- **DATA SECTION**:
——

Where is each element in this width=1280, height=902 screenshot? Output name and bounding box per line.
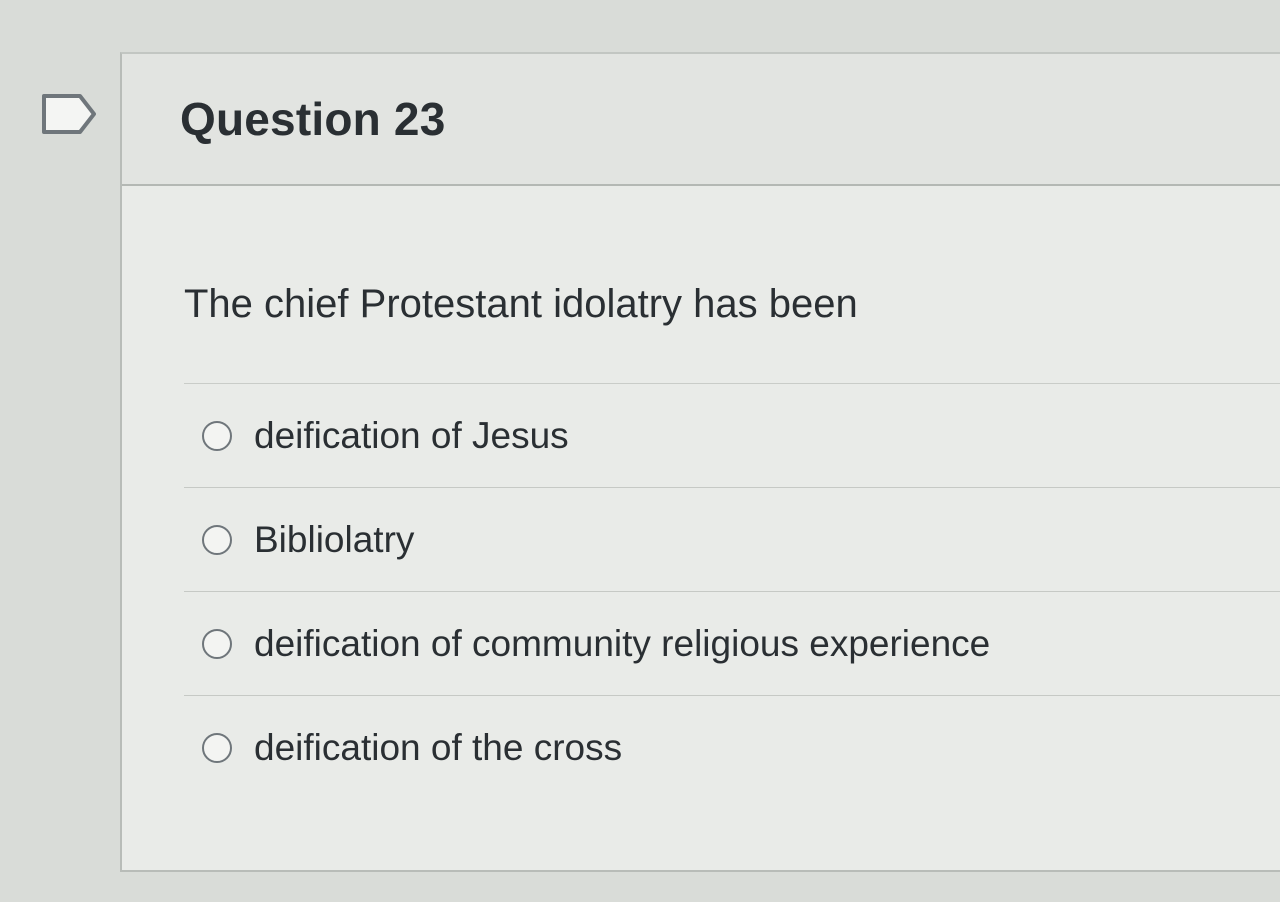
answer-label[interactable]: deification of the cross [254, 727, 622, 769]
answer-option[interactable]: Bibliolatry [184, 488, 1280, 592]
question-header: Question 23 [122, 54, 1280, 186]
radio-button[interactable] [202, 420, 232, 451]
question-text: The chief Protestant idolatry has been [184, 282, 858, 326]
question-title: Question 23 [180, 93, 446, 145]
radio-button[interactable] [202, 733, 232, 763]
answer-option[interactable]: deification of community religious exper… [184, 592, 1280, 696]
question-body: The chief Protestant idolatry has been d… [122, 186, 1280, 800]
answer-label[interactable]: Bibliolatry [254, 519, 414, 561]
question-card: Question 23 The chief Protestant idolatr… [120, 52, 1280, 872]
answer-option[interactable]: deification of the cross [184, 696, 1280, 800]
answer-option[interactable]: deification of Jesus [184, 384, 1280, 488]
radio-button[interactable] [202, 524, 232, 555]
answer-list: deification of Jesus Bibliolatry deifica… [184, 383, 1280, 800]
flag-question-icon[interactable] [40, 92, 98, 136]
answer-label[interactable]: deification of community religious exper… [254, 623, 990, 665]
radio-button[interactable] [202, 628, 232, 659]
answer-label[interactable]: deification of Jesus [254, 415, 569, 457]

——

- **WRITTEN PROBLEM**: Please transcribe every line of the listing above precisely, leaving out the picture.

- **CORRECT ANSWER**:
Where is each element in this width=1280, height=902 screenshot? Output name and bounding box per line.
answer-label[interactable]: deification of the cross [254, 727, 622, 769]
answer-option[interactable]: Bibliolatry [184, 488, 1280, 592]
question-header: Question 23 [122, 54, 1280, 186]
radio-button[interactable] [202, 420, 232, 451]
question-text: The chief Protestant idolatry has been [184, 282, 858, 326]
question-title: Question 23 [180, 93, 446, 145]
radio-button[interactable] [202, 733, 232, 763]
answer-option[interactable]: deification of community religious exper… [184, 592, 1280, 696]
question-body: The chief Protestant idolatry has been d… [122, 186, 1280, 800]
answer-label[interactable]: Bibliolatry [254, 519, 414, 561]
question-card: Question 23 The chief Protestant idolatr… [120, 52, 1280, 872]
answer-option[interactable]: deification of the cross [184, 696, 1280, 800]
answer-option[interactable]: deification of Jesus [184, 384, 1280, 488]
radio-button[interactable] [202, 524, 232, 555]
answer-list: deification of Jesus Bibliolatry deifica… [184, 383, 1280, 800]
flag-question-icon[interactable] [40, 92, 98, 136]
answer-label[interactable]: deification of community religious exper… [254, 623, 990, 665]
radio-button[interactable] [202, 628, 232, 659]
answer-label[interactable]: deification of Jesus [254, 415, 569, 457]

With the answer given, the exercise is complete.